• _Task_: Identify the lines containing the word "toObject". Copy each one.

• _Collected data_:
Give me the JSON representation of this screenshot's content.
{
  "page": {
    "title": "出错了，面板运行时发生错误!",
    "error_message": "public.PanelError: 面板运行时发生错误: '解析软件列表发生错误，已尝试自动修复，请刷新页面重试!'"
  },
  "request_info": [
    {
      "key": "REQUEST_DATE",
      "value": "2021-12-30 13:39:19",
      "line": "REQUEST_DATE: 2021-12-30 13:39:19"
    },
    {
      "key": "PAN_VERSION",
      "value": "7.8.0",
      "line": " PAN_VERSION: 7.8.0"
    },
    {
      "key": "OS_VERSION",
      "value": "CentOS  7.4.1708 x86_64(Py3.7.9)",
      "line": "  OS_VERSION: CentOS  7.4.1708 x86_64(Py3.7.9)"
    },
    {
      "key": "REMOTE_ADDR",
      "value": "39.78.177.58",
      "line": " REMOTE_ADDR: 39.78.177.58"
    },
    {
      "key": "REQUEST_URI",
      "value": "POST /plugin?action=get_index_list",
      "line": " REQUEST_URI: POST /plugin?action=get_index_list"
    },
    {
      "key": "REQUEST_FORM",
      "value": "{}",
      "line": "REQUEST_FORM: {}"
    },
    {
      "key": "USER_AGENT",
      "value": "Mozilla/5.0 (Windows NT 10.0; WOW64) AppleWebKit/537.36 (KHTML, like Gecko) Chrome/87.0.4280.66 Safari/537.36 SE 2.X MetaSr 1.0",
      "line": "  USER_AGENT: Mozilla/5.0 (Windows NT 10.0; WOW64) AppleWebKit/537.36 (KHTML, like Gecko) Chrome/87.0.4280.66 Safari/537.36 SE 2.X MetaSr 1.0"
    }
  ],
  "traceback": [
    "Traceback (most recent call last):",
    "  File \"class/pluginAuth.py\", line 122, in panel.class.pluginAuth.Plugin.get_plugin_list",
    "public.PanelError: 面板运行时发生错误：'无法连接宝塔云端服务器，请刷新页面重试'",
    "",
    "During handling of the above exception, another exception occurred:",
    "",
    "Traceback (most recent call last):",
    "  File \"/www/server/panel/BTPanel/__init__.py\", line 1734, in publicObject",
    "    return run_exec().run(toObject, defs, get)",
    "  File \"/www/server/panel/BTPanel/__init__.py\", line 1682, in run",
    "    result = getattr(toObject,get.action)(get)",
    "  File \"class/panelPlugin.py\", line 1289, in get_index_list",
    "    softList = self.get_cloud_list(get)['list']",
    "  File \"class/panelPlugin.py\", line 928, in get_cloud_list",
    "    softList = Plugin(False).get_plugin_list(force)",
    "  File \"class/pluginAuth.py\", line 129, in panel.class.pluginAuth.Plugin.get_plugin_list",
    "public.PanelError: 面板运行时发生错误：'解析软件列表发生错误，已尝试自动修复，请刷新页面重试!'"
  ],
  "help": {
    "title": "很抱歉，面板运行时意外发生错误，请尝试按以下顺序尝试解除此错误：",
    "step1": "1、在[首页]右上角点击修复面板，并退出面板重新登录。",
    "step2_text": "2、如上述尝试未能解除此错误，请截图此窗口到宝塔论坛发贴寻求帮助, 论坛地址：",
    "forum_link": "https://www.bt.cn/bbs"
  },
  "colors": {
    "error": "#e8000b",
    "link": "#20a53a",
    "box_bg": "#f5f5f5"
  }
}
* * *
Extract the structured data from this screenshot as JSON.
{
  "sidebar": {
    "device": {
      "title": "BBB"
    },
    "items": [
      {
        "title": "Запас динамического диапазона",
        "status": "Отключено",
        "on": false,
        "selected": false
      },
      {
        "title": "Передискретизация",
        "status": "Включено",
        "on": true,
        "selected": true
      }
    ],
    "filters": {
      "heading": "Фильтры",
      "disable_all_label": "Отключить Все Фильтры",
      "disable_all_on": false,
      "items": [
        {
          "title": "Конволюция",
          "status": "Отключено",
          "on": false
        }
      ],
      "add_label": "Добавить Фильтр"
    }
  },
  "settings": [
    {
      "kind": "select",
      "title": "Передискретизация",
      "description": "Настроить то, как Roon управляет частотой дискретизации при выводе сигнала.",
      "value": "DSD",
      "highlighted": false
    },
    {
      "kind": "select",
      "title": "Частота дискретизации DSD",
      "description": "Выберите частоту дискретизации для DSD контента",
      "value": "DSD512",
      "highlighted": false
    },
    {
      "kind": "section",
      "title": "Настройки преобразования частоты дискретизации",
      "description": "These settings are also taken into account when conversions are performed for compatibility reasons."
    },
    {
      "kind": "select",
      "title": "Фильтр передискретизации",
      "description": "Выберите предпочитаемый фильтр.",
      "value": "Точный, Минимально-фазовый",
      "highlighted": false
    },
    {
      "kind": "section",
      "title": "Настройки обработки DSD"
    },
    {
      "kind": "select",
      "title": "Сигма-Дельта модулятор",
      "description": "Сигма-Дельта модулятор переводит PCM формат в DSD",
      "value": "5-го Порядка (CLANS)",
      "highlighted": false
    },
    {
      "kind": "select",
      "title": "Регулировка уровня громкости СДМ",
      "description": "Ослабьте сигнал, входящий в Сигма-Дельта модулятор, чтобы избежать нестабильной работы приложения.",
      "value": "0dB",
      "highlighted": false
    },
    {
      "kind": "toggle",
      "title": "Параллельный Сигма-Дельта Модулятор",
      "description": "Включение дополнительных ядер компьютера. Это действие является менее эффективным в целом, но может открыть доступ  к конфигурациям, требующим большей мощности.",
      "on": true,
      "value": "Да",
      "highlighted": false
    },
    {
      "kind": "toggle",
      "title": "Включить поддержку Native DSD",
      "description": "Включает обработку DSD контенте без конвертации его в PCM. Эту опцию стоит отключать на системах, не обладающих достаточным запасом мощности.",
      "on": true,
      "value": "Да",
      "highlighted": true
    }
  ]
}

• _Answer to this problem_:
    "    return run_exec().run(toObject, defs, get)",
    "    result = getattr(toObject,get.action)(get)",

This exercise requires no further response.